Read through the data and report every line in which the word "color" occurs.

Source records
++++++

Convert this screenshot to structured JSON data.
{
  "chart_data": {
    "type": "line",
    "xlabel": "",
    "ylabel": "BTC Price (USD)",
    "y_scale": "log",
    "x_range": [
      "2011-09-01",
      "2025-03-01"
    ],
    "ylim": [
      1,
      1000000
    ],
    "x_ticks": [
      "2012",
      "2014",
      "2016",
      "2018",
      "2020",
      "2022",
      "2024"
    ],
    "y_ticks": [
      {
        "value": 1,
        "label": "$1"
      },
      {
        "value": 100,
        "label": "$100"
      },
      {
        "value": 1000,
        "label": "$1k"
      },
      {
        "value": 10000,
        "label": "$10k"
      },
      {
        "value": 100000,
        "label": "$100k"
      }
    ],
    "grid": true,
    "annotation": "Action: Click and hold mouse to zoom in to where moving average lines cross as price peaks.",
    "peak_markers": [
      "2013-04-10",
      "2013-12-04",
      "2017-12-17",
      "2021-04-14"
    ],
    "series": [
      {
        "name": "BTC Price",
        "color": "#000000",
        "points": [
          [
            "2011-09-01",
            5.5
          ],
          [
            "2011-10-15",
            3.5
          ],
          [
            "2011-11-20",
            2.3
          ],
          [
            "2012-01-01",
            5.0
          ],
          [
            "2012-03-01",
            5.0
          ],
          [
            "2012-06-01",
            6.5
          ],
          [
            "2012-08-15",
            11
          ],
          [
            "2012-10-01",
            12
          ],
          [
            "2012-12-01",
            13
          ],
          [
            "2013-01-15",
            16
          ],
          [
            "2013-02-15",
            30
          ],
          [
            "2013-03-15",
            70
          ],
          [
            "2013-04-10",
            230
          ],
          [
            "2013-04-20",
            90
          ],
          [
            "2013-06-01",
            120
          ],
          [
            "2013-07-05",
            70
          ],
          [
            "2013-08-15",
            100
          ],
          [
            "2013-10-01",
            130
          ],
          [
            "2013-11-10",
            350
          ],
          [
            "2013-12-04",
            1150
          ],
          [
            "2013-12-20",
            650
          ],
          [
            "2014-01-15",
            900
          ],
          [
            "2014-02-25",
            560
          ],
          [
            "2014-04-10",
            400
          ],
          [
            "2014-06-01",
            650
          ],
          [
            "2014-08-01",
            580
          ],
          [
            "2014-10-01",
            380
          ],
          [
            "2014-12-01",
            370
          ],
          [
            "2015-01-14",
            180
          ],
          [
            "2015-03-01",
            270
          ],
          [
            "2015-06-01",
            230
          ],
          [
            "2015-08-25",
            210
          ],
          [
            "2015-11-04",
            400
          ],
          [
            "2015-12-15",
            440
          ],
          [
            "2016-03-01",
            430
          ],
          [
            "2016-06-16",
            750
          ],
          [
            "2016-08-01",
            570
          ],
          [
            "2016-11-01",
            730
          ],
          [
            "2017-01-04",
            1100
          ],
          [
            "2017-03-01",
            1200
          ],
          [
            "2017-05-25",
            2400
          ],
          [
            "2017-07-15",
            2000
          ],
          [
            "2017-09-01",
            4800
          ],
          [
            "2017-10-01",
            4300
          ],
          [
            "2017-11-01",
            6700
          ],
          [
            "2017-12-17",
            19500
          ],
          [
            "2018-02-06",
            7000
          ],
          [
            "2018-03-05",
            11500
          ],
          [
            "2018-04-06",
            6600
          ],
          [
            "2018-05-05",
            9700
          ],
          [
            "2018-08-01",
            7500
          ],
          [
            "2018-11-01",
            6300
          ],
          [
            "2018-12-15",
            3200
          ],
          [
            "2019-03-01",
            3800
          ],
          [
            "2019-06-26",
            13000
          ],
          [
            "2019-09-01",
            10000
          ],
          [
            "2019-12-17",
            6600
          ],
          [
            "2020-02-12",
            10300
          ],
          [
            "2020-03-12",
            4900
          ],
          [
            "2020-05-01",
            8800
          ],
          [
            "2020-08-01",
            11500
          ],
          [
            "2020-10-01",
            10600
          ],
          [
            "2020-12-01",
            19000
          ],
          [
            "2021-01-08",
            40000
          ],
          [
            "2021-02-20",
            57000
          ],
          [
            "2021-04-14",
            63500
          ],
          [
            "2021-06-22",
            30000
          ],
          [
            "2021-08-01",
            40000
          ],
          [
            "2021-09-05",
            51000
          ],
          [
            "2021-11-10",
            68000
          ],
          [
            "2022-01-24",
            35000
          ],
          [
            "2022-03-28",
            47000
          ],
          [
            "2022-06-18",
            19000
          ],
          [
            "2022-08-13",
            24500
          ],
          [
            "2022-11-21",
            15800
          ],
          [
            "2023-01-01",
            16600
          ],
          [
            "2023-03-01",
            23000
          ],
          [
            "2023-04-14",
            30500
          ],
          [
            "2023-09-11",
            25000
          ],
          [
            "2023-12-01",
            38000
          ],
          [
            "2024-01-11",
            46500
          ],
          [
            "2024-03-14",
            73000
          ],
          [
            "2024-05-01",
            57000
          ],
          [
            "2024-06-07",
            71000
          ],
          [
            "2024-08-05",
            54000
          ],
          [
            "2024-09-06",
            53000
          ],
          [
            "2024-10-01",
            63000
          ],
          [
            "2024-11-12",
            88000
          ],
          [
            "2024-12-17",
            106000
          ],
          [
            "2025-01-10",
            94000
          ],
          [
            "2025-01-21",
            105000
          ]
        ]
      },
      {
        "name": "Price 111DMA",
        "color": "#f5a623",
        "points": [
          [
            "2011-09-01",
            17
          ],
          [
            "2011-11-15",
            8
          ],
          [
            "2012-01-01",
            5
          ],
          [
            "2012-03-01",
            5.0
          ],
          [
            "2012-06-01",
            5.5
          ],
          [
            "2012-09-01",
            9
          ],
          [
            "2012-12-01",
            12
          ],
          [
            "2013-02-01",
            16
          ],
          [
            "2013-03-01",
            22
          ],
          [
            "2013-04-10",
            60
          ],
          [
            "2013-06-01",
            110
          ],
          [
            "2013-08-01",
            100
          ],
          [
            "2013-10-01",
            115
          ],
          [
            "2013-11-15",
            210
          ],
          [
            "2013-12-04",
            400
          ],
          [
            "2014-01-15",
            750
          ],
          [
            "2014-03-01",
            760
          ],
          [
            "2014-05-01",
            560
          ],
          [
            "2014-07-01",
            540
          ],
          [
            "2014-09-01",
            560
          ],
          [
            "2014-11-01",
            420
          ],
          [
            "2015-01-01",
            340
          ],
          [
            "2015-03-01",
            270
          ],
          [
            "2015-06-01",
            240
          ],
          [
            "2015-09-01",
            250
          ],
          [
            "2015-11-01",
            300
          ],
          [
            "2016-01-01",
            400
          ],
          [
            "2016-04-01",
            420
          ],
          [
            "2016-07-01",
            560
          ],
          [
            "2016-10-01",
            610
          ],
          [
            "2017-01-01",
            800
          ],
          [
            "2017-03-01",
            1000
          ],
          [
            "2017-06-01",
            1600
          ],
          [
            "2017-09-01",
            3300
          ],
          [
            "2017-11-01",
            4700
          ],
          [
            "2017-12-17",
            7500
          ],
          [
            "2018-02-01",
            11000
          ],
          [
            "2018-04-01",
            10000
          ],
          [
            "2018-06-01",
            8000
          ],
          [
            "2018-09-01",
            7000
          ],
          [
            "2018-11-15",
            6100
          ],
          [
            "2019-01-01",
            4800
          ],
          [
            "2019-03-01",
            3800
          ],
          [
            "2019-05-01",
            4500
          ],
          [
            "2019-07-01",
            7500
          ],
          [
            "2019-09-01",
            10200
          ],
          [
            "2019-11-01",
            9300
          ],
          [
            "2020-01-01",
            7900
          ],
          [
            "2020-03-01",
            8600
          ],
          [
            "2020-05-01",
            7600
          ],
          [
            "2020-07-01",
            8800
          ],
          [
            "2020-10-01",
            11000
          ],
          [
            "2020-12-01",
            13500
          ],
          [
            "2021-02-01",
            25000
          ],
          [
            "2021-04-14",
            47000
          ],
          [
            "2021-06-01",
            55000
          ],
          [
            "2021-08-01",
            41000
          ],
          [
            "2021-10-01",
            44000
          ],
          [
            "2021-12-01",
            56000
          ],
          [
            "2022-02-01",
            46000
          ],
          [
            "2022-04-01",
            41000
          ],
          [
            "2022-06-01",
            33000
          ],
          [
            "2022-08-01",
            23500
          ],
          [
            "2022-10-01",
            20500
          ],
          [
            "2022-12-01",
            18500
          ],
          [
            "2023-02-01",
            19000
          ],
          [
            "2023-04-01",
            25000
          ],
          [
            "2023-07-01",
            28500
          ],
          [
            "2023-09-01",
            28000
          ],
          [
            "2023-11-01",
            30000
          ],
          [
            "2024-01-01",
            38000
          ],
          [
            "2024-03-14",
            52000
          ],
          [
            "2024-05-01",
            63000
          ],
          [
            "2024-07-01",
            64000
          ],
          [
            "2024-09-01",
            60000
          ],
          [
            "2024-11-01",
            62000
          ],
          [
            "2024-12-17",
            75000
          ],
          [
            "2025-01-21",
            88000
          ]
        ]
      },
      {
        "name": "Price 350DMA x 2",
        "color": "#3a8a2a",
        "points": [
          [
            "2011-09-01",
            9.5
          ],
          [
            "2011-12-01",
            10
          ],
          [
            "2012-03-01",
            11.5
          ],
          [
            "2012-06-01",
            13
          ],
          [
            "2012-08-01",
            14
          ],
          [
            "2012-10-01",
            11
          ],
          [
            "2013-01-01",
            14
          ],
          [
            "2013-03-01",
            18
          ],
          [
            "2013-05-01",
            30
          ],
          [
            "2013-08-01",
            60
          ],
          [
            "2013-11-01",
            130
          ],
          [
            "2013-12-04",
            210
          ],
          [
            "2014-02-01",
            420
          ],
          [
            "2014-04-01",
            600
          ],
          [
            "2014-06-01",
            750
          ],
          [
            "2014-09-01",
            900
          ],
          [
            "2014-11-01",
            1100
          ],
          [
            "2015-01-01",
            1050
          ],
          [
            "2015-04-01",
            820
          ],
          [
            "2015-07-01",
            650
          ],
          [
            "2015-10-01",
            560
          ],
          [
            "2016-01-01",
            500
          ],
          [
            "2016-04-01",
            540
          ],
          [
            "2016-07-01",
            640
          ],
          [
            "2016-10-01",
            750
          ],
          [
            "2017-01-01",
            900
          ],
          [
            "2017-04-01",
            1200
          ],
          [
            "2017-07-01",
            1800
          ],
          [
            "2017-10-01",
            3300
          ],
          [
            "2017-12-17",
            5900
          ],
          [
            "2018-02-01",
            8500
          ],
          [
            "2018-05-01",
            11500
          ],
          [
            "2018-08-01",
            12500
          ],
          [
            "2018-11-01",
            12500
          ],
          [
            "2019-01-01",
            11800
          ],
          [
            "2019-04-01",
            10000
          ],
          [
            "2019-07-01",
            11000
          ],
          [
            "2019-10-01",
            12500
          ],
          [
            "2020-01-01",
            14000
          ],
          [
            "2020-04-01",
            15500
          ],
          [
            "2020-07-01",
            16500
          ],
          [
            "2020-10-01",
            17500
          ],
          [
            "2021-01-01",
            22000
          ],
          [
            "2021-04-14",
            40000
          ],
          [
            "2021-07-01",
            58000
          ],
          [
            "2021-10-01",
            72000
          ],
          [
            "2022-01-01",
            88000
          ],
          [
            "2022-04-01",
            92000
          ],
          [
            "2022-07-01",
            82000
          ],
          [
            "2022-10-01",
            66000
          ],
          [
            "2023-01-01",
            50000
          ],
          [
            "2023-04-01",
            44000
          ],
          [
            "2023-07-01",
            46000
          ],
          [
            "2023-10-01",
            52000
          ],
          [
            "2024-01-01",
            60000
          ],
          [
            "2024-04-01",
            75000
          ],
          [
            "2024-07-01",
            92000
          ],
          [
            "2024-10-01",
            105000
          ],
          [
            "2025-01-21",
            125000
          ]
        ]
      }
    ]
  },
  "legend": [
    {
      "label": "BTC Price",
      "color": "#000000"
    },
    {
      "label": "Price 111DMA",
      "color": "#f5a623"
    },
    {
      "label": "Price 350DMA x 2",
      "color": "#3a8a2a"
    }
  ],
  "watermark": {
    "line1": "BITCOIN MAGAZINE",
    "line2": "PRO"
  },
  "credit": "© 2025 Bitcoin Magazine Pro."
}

++++++

→ **Answer to the exercise**:
        "color": "#000000",
        "color": "#f5a623",
        "color": "#3a8a2a",
      "color": "#000000"
      "color": "#f5a623"
      "color": "#3a8a2a"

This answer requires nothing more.